**Task:**
Produce the listing below again, exactly as shown.

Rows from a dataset
..........

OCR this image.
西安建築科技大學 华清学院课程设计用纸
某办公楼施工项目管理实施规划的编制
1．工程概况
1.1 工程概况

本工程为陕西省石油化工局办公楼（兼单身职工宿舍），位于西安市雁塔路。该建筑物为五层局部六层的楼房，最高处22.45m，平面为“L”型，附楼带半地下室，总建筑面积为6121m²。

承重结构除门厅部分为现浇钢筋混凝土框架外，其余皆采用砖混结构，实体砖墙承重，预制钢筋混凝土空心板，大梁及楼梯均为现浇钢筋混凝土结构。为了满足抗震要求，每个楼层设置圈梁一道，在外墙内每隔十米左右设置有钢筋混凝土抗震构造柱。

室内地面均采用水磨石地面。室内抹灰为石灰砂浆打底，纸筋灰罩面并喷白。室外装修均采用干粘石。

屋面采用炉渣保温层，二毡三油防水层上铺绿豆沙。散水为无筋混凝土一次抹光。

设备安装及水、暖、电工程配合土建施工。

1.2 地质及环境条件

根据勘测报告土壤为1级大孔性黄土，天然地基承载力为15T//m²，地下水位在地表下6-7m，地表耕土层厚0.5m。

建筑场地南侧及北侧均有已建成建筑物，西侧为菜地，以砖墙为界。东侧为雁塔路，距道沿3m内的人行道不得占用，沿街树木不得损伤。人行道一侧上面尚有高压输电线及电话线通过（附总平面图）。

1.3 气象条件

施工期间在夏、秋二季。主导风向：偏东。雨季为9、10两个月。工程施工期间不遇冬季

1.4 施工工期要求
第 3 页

..........

**Written answer:**
OCR this image.
西安建築科技大學 华清学院课程设计用纸
某办公楼施工项目管理实施规划的编制
1．工程概况
1.1 工程概况

本工程为陕西省石油化工局办公楼（兼单身职工宿舍），位于西安市雁塔路。该建筑物为五层局部六层的楼房，最高处22.45m，平面为“L”型，附楼带半地下室，总建筑面积为6121m²。

承重结构除门厅部分为现浇钢筋混凝土框架外，其余皆采用砖混结构，实体砖墙承重，预制钢筋混凝土空心板，大梁及楼梯均为现浇钢筋混凝土结构。为了满足抗震要求，每个楼层设置圈梁一道，在外墙内每隔十米左右设置有钢筋混凝土抗震构造柱。

室内地面均采用水磨石地面。室内抹灰为石灰砂浆打底，纸筋灰罩面并喷白。室外装修均采用干粘石。

屋面采用炉渣保温层，二毡三油防水层上铺绿豆沙。散水为无筋混凝土一次抹光。

设备安装及水、暖、电工程配合土建施工。

1.2 地质及环境条件

根据勘测报告土壤为1级大孔性黄土，天然地基承载力为15T//m²，地下水位在地表下6-7m，地表耕土层厚0.5m。

建筑场地南侧及北侧均有已建成建筑物，西侧为菜地，以砖墙为界。东侧为雁塔路，距道沿3m内的人行道不得占用，沿街树木不得损伤。人行道一侧上面尚有高压输电线及电话线通过（附总平面图）。

1.3 气象条件

施工期间在夏、秋二季。主导风向：偏东。雨季为9、10两个月。工程施工期间不遇冬季

1.4 施工工期要求
第 3 页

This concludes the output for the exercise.